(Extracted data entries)
▼
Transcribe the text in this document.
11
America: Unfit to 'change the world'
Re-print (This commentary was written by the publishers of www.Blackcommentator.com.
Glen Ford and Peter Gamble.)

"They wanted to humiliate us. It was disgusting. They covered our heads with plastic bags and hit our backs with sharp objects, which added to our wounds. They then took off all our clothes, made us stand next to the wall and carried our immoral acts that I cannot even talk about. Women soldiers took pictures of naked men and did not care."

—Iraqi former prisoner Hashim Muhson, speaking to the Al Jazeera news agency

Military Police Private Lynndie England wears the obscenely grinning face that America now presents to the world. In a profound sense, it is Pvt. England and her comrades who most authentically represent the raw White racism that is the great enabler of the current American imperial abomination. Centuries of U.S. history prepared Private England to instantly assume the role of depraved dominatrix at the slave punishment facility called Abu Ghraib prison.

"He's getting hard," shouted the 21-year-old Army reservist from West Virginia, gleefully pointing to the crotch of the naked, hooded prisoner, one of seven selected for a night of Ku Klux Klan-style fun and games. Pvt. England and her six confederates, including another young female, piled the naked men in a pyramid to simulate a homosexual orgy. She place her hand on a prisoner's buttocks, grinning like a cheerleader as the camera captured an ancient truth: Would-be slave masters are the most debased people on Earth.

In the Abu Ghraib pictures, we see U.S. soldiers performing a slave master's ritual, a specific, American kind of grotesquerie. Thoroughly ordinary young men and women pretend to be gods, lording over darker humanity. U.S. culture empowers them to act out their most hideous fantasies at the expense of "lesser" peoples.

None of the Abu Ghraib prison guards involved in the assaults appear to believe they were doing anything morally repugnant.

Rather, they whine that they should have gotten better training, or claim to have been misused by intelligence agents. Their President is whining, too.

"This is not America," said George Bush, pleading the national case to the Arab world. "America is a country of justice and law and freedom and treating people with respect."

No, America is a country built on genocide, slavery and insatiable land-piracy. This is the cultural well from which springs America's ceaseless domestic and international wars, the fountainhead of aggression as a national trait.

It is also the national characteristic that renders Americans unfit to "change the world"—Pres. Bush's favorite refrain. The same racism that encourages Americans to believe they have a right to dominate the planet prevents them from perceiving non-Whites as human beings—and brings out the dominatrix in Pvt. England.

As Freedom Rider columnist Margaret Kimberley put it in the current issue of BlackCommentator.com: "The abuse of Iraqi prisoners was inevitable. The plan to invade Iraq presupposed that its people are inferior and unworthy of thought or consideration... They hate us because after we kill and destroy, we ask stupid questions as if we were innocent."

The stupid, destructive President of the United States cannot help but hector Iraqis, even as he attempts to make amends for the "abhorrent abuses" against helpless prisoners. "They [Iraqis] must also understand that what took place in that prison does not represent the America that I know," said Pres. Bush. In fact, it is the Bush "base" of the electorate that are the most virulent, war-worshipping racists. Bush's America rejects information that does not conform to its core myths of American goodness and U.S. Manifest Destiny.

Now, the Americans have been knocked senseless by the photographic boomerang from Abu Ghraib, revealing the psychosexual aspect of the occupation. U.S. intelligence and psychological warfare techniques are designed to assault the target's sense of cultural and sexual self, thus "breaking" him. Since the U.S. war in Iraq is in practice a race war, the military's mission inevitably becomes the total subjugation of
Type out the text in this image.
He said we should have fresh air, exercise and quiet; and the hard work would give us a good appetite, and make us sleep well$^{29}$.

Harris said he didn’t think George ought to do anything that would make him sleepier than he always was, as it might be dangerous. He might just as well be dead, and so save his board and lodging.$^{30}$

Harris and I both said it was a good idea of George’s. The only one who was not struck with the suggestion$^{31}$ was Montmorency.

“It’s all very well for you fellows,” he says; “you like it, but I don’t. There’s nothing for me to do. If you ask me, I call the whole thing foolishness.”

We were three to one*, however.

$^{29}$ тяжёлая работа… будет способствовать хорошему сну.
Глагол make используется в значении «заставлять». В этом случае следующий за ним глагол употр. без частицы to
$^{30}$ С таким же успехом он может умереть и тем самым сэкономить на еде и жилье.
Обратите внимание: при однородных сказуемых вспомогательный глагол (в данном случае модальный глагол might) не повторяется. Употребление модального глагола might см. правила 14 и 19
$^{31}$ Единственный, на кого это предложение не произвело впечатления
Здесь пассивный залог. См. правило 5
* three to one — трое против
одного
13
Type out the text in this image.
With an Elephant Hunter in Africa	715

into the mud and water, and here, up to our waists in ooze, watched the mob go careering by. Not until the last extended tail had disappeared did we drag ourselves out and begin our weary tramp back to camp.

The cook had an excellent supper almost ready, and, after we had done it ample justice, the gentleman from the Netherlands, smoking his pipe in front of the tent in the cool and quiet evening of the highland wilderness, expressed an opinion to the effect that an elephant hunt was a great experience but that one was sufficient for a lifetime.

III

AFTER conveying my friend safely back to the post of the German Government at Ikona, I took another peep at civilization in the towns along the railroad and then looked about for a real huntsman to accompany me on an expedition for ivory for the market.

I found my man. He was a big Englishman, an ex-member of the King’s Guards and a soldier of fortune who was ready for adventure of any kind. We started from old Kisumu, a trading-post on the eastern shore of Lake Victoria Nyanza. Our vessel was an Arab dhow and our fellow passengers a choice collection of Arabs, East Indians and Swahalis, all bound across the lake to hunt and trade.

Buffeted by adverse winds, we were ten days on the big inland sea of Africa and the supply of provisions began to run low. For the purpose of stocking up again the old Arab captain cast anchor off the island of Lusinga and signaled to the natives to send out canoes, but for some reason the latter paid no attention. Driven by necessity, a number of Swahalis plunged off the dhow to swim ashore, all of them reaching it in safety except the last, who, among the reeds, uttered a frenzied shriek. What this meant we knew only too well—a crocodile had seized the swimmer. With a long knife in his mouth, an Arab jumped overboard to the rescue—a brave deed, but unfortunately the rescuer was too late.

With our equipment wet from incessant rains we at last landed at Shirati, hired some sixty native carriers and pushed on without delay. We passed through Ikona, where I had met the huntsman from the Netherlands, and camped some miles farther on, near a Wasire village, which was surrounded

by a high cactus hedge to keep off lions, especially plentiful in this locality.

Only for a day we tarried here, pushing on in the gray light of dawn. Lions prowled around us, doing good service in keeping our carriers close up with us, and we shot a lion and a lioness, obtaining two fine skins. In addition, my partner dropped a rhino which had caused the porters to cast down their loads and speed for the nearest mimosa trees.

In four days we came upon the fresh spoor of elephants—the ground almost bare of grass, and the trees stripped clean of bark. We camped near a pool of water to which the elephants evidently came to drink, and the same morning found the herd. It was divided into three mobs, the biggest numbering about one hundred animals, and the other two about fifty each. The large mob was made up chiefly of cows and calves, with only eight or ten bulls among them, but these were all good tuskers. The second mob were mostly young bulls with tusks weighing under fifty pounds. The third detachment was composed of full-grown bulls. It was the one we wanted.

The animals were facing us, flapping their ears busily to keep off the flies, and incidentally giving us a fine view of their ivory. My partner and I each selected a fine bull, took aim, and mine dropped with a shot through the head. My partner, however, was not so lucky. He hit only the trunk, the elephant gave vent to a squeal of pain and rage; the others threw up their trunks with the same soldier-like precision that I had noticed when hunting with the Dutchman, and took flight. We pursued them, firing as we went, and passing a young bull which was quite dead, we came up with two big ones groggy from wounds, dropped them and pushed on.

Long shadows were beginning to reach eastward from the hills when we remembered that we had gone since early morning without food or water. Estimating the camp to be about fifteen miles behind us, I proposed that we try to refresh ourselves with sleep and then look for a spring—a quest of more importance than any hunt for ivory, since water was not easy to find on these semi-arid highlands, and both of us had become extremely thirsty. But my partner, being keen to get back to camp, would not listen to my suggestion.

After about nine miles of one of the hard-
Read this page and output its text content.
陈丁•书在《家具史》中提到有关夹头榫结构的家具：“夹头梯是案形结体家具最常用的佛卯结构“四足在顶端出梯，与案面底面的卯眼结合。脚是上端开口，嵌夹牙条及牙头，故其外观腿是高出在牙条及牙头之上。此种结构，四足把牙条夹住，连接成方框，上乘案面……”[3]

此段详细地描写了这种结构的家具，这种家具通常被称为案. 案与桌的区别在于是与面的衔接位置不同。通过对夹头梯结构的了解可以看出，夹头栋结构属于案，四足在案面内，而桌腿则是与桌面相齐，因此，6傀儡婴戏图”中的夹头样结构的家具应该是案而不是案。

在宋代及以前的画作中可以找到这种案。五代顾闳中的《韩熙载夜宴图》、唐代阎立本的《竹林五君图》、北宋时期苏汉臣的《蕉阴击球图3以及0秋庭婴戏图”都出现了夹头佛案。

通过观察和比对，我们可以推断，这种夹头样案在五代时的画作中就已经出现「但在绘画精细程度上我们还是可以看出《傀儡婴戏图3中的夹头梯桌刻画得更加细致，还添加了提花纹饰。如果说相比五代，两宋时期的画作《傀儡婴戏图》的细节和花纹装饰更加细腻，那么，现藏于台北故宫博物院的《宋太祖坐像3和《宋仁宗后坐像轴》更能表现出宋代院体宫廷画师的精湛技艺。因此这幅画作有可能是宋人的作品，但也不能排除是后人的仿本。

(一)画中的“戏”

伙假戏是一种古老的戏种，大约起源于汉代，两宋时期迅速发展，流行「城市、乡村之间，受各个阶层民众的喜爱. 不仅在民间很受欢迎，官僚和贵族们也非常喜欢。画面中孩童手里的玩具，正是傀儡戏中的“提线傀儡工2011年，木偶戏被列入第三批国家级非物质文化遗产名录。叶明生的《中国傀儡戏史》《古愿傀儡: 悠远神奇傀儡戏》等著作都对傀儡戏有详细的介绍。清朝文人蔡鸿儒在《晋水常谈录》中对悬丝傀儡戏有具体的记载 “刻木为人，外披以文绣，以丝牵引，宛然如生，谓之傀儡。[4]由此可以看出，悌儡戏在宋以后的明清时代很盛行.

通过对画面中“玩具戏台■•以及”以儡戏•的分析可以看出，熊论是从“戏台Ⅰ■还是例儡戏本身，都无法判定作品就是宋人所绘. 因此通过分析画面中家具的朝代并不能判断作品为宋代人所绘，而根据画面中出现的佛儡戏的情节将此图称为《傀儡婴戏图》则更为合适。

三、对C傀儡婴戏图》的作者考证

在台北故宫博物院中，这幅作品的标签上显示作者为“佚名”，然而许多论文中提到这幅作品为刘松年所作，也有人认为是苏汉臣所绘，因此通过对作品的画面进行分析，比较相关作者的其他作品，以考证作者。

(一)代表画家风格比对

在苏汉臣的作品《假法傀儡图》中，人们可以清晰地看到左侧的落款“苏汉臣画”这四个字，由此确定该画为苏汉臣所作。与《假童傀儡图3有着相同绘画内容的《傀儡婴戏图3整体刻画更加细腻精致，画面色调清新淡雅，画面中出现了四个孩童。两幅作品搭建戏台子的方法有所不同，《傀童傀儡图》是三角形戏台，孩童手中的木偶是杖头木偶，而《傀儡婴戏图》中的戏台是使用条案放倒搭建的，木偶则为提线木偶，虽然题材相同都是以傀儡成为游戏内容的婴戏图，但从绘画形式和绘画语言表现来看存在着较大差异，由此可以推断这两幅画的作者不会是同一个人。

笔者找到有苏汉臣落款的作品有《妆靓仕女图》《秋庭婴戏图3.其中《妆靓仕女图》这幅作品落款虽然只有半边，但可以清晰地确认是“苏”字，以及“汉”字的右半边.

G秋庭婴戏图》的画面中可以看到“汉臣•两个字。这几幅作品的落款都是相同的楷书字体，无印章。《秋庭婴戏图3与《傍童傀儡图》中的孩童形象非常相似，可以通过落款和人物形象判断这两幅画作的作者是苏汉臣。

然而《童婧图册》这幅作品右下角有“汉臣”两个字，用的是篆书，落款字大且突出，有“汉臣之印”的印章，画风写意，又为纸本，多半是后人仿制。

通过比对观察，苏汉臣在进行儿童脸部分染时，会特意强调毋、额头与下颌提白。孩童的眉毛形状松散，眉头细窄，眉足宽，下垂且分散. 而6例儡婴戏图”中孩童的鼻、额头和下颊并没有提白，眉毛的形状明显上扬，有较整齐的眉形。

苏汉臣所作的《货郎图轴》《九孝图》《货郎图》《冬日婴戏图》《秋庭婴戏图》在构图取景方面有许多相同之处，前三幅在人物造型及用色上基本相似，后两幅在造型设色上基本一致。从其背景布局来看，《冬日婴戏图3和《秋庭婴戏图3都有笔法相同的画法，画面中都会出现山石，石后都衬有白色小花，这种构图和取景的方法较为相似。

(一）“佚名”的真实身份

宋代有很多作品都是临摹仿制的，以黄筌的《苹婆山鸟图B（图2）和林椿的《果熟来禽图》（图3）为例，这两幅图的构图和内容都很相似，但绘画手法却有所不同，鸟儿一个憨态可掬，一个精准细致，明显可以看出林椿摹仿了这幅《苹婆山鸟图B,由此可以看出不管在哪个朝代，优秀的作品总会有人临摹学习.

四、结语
▲
● Exercise aim
Extract each line holding the word "three" from the records.

● Result below
We were three to one*, however.
* three to one — трое против
In four days we came upon the fresh spoor of elephants—the ground almost bare of grass, and the trees stripped clean of bark. We camped near a pool of water to which the elephants evidently came to drink, and the same morning found the herd. It was divided into three mobs, the biggest numbering about one hundred animals, and the other two about fifty each. The large mob was made up chiefly of cows and calves, with only eight or ten bulls among them, but these were all good tuskers. The second mob were mostly young bulls with tusks weighing under fifty pounds. The third detachment was composed of full-grown bulls. It was the one we wanted.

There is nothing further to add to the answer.